Goal of the exercise: Find the word "在R上是增函数" in the data. Return every line where it appears.

◇ ◇ ◇

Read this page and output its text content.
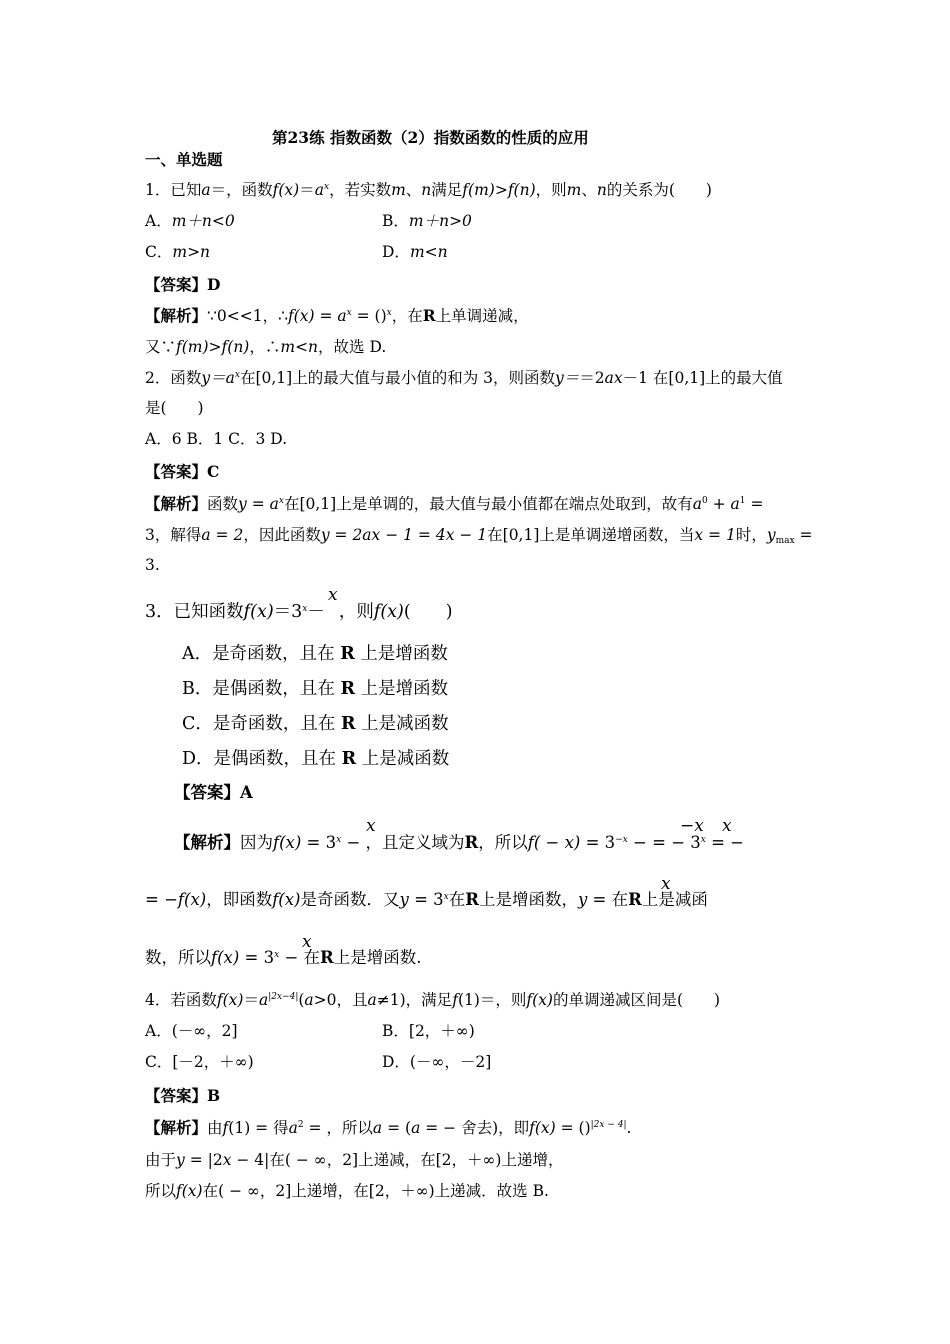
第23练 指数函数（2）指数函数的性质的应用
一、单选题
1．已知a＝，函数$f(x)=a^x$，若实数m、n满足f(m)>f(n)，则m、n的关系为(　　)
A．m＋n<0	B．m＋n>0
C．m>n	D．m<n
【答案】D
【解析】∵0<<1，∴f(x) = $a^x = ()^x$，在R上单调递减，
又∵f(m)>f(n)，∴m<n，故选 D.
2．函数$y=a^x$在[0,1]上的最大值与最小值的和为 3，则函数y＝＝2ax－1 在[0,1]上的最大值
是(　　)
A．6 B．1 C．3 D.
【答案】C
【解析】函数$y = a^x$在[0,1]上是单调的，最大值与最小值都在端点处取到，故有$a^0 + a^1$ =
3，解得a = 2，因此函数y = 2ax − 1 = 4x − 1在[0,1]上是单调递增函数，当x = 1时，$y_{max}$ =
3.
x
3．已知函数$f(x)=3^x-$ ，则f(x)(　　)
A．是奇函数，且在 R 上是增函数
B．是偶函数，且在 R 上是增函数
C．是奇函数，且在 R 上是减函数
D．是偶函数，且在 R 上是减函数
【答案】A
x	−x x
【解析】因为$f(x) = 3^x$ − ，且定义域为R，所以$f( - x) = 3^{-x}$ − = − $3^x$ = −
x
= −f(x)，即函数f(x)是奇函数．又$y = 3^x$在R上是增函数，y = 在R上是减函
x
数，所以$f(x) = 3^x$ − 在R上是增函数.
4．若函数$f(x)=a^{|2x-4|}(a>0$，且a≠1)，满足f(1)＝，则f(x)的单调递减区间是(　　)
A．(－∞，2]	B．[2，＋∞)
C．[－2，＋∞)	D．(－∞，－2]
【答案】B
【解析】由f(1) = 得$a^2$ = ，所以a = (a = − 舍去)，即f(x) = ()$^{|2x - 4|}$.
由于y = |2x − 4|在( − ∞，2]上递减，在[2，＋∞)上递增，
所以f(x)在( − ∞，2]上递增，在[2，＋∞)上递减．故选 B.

◇ ◇ ◇

Answer for this exercise:
= −f(x)，即函数f(x)是奇函数．又$y = 3^x$在R上是增函数，y = 在R上是减函
数，所以$f(x) = 3^x$ − 在R上是增函数.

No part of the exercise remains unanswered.